> Instructions to follow
Repeat, without any change, the entries presented below.

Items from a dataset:
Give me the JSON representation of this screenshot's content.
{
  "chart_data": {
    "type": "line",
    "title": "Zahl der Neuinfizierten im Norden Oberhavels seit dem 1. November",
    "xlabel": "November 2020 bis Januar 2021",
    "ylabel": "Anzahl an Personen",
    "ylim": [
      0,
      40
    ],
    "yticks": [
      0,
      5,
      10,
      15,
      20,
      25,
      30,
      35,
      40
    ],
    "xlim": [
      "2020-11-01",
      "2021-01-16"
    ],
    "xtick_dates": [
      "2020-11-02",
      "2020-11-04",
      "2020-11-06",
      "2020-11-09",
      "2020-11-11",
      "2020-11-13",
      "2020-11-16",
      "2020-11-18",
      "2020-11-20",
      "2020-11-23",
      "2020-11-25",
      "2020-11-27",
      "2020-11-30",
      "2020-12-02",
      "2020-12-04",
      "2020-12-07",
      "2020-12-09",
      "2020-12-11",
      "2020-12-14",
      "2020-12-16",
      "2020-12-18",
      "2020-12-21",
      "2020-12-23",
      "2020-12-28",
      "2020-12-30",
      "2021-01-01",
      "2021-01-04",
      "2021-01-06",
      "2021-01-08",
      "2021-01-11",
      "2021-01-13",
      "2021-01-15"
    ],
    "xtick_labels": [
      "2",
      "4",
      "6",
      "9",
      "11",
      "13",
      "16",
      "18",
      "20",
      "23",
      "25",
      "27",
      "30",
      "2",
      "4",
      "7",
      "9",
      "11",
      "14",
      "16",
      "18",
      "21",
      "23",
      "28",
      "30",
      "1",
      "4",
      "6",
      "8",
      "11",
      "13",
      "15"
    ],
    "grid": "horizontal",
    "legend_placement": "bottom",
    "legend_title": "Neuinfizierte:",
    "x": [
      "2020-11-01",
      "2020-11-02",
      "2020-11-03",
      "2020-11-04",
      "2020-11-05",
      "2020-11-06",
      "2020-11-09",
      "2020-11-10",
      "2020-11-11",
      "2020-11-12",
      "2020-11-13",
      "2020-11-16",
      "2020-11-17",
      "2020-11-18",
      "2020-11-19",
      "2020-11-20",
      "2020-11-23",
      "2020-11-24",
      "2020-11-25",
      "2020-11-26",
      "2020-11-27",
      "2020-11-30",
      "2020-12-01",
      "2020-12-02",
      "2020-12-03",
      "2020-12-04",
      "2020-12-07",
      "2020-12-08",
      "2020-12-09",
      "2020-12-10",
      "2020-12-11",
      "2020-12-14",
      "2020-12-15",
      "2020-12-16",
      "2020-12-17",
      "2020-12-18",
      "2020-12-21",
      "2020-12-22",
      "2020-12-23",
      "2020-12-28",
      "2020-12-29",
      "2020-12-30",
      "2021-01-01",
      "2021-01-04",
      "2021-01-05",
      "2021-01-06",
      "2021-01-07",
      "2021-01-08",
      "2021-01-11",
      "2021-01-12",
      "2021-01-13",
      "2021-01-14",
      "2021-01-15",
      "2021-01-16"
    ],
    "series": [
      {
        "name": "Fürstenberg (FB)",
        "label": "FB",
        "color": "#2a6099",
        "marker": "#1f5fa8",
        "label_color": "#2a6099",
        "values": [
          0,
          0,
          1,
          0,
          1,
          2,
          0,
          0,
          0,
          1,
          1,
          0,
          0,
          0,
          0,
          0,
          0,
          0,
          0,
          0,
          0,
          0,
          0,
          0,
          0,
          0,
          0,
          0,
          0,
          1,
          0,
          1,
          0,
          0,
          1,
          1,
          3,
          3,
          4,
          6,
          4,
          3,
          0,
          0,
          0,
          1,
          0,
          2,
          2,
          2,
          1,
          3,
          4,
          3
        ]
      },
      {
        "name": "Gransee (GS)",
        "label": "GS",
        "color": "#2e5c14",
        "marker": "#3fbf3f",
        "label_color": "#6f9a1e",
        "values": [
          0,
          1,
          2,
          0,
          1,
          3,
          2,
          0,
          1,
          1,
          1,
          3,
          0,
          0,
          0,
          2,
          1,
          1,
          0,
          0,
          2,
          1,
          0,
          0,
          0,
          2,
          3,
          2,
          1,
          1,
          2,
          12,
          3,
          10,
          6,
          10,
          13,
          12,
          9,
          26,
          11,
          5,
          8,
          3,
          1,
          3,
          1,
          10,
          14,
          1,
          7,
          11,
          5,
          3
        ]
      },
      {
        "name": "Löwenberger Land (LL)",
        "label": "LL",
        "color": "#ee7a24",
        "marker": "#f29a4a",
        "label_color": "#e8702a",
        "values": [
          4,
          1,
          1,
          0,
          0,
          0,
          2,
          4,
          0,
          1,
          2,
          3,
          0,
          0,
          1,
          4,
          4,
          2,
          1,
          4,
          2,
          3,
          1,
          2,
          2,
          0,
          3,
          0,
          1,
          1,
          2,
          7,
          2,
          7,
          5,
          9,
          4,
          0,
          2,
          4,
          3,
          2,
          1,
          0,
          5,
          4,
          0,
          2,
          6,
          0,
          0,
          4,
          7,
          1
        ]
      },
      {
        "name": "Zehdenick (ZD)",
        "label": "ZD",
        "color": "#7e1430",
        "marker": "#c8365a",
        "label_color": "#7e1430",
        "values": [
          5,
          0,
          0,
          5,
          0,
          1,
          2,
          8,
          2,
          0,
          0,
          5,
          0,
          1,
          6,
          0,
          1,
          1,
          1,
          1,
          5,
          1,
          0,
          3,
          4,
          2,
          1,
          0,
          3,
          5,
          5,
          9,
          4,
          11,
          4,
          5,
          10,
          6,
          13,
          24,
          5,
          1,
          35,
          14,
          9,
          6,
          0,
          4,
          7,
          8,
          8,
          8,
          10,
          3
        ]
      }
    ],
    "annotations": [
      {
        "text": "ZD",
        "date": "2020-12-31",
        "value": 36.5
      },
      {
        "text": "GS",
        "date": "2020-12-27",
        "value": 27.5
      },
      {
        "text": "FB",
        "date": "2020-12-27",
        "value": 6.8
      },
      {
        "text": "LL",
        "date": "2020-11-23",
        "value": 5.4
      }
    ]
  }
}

> Problem solution
Give me the JSON representation of this screenshot's content.
{
  "chart_data": {
    "type": "line",
    "title": "Zahl der Neuinfizierten im Norden Oberhavels seit dem 1. November",
    "xlabel": "November 2020 bis Januar 2021",
    "ylabel": "Anzahl an Personen",
    "ylim": [
      0,
      40
    ],
    "yticks": [
      0,
      5,
      10,
      15,
      20,
      25,
      30,
      35,
      40
    ],
    "xlim": [
      "2020-11-01",
      "2021-01-16"
    ],
    "xtick_dates": [
      "2020-11-02",
      "2020-11-04",
      "2020-11-06",
      "2020-11-09",
      "2020-11-11",
      "2020-11-13",
      "2020-11-16",
      "2020-11-18",
      "2020-11-20",
      "2020-11-23",
      "2020-11-25",
      "2020-11-27",
      "2020-11-30",
      "2020-12-02",
      "2020-12-04",
      "2020-12-07",
      "2020-12-09",
      "2020-12-11",
      "2020-12-14",
      "2020-12-16",
      "2020-12-18",
      "2020-12-21",
      "2020-12-23",
      "2020-12-28",
      "2020-12-30",
      "2021-01-01",
      "2021-01-04",
      "2021-01-06",
      "2021-01-08",
      "2021-01-11",
      "2021-01-13",
      "2021-01-15"
    ],
    "xtick_labels": [
      "2",
      "4",
      "6",
      "9",
      "11",
      "13",
      "16",
      "18",
      "20",
      "23",
      "25",
      "27",
      "30",
      "2",
      "4",
      "7",
      "9",
      "11",
      "14",
      "16",
      "18",
      "21",
      "23",
      "28",
      "30",
      "1",
      "4",
      "6",
      "8",
      "11",
      "13",
      "15"
    ],
    "grid": "horizontal",
    "legend_placement": "bottom",
    "legend_title": "Neuinfizierte:",
    "x": [
      "2020-11-01",
      "2020-11-02",
      "2020-11-03",
      "2020-11-04",
      "2020-11-05",
      "2020-11-06",
      "2020-11-09",
      "2020-11-10",
      "2020-11-11",
      "2020-11-12",
      "2020-11-13",
      "2020-11-16",
      "2020-11-17",
      "2020-11-18",
      "2020-11-19",
      "2020-11-20",
      "2020-11-23",
      "2020-11-24",
      "2020-11-25",
      "2020-11-26",
      "2020-11-27",
      "2020-11-30",
      "2020-12-01",
      "2020-12-02",
      "2020-12-03",
      "2020-12-04",
      "2020-12-07",
      "2020-12-08",
      "2020-12-09",
      "2020-12-10",
      "2020-12-11",
      "2020-12-14",
      "2020-12-15",
      "2020-12-16",
      "2020-12-17",
      "2020-12-18",
      "2020-12-21",
      "2020-12-22",
      "2020-12-23",
      "2020-12-28",
      "2020-12-29",
      "2020-12-30",
      "2021-01-01",
      "2021-01-04",
      "2021-01-05",
      "2021-01-06",
      "2021-01-07",
      "2021-01-08",
      "2021-01-11",
      "2021-01-12",
      "2021-01-13",
      "2021-01-14",
      "2021-01-15",
      "2021-01-16"
    ],
    "series": [
      {
        "name": "Fürstenberg (FB)",
        "label": "FB",
        "color": "#2a6099",
        "marker": "#1f5fa8",
        "label_color": "#2a6099",
        "values": [
          0,
          0,
          1,
          0,
          1,
          2,
          0,
          0,
          0,
          1,
          1,
          0,
          0,
          0,
          0,
          0,
          0,
          0,
          0,
          0,
          0,
          0,
          0,
          0,
          0,
          0,
          0,
          0,
          0,
          1,
          0,
          1,
          0,
          0,
          1,
          1,
          3,
          3,
          4,
          6,
          4,
          3,
          0,
          0,
          0,
          1,
          0,
          2,
          2,
          2,
          1,
          3,
          4,
          3
        ]
      },
      {
        "name": "Gransee (GS)",
        "label": "GS",
        "color": "#2e5c14",
        "marker": "#3fbf3f",
        "label_color": "#6f9a1e",
        "values": [
          0,
          1,
          2,
          0,
          1,
          3,
          2,
          0,
          1,
          1,
          1,
          3,
          0,
          0,
          0,
          2,
          1,
          1,
          0,
          0,
          2,
          1,
          0,
          0,
          0,
          2,
          3,
          2,
          1,
          1,
          2,
          12,
          3,
          10,
          6,
          10,
          13,
          12,
          9,
          26,
          11,
          5,
          8,
          3,
          1,
          3,
          1,
          10,
          14,
          1,
          7,
          11,
          5,
          3
        ]
      },
      {
        "name": "Löwenberger Land (LL)",
        "label": "LL",
        "color": "#ee7a24",
        "marker": "#f29a4a",
        "label_color": "#e8702a",
        "values": [
          4,
          1,
          1,
          0,
          0,
          0,
          2,
          4,
          0,
          1,
          2,
          3,
          0,
          0,
          1,
          4,
          4,
          2,
          1,
          4,
          2,
          3,
          1,
          2,
          2,
          0,
          3,
          0,
          1,
          1,
          2,
          7,
          2,
          7,
          5,
          9,
          4,
          0,
          2,
          4,
          3,
          2,
          1,
          0,
          5,
          4,
          0,
          2,
          6,
          0,
          0,
          4,
          7,
          1
        ]
      },
      {
        "name": "Zehdenick (ZD)",
        "label": "ZD",
        "color": "#7e1430",
        "marker": "#c8365a",
        "label_color": "#7e1430",
        "values": [
          5,
          0,
          0,
          5,
          0,
          1,
          2,
          8,
          2,
          0,
          0,
          5,
          0,
          1,
          6,
          0,
          1,
          1,
          1,
          1,
          5,
          1,
          0,
          3,
          4,
          2,
          1,
          0,
          3,
          5,
          5,
          9,
          4,
          11,
          4,
          5,
          10,
          6,
          13,
          24,
          5,
          1,
          35,
          14,
          9,
          6,
          0,
          4,
          7,
          8,
          8,
          8,
          10,
          3
        ]
      }
    ],
    "annotations": [
      {
        "text": "ZD",
        "date": "2020-12-31",
        "value": 36.5
      },
      {
        "text": "GS",
        "date": "2020-12-27",
        "value": 27.5
      },
      {
        "text": "FB",
        "date": "2020-12-27",
        "value": 6.8
      },
      {
        "text": "LL",
        "date": "2020-11-23",
        "value": 5.4
      }
    ]
  }
}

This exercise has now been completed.